### Job
Answer with the number of lines in the listing below that contain the word "JSON", and nothing else.

### Record set
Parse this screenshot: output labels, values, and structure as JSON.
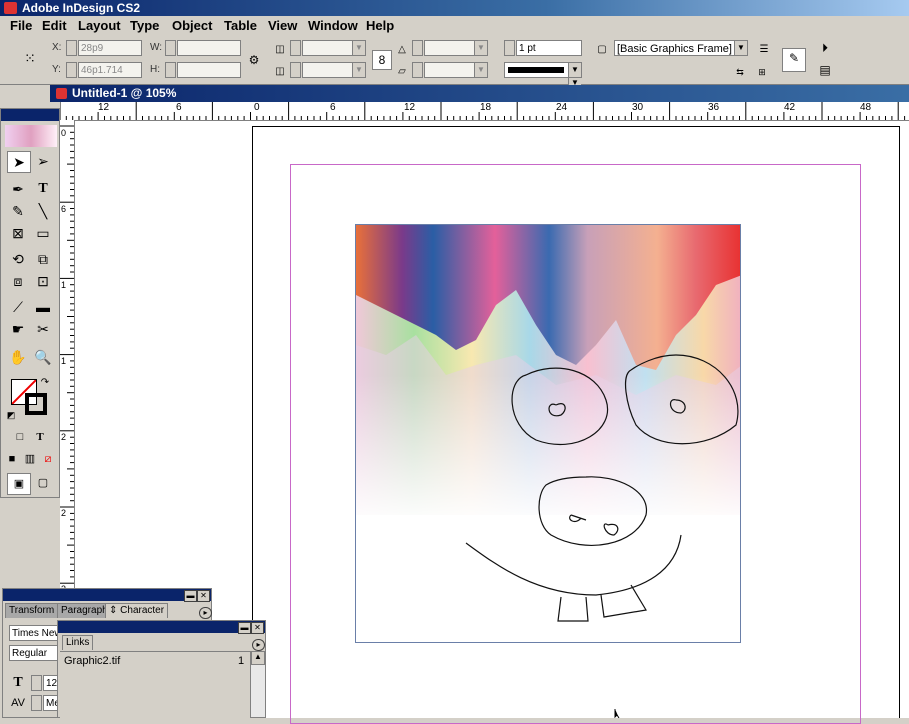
{
  "app": {
    "title": "Adobe InDesign CS2"
  },
  "menu": [
    "File",
    "Edit",
    "Layout",
    "Type",
    "Object",
    "Table",
    "View",
    "Window",
    "Help"
  ],
  "control_panel": {
    "x_label": "X:",
    "x_value": "28p9",
    "y_label": "Y:",
    "y_value": "46p1.714",
    "w_label": "W:",
    "h_label": "H:",
    "stroke_weight": "1 pt",
    "object_style": "[Basic Graphics Frame]"
  },
  "document": {
    "title": "Untitled-1 @ 105%"
  },
  "ruler_h": [
    "12",
    "6",
    "0",
    "6",
    "12",
    "18",
    "24",
    "30",
    "36",
    "42",
    "48"
  ],
  "ruler_v": [
    "0",
    "6",
    "1",
    "1",
    "2",
    "2",
    "3"
  ],
  "character_panel": {
    "tabs": [
      "Transform",
      "Paragraph",
      "Character"
    ],
    "font": "Times New",
    "style": "Regular",
    "size": "12",
    "tracking_value": "Me"
  },
  "links_panel": {
    "tab": "Links",
    "items": [
      {
        "name": "Graphic2.tif",
        "page": "1"
      }
    ]
  }
}
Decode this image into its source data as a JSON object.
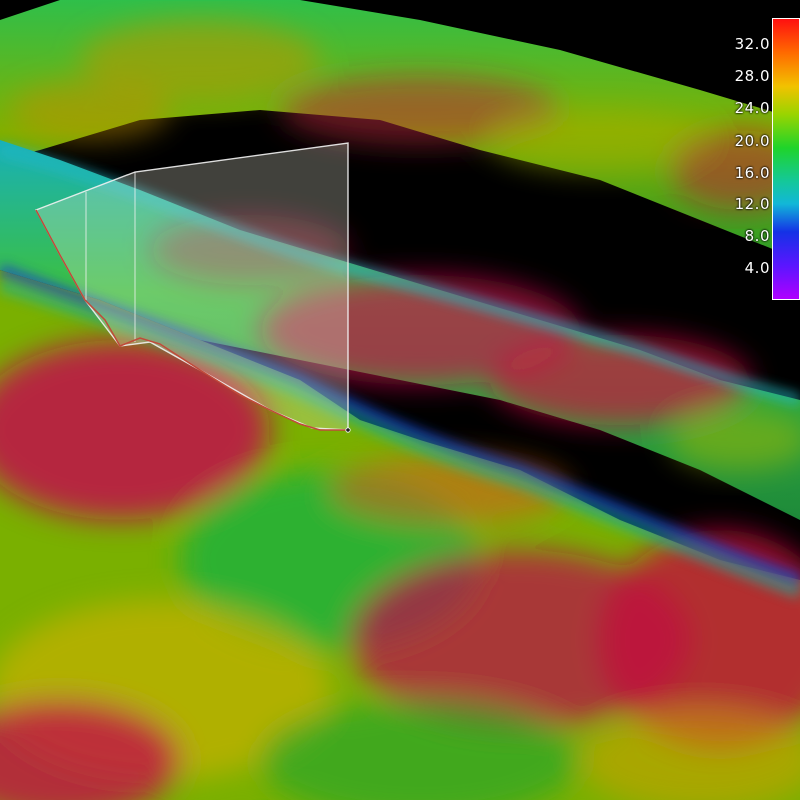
{
  "colorbar": {
    "ticks": [
      "32.0",
      "28.0",
      "24.0",
      "20.0",
      "16.0",
      "12.0",
      "8.0",
      "4.0"
    ],
    "colors": [
      "#ff1010",
      "#ff6a00",
      "#f2c200",
      "#9ad400",
      "#1fd42a",
      "#14c89a",
      "#12b7d8",
      "#1432e6",
      "#5a16ff",
      "#b000ff"
    ]
  },
  "scene": {
    "background": "#000000",
    "surface_palette": [
      "#c0104a",
      "#b01a3a",
      "#6fa800",
      "#2fb02a",
      "#16a0a0",
      "#2040c0",
      "#c8b000",
      "#d06020"
    ]
  }
}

### The answer
2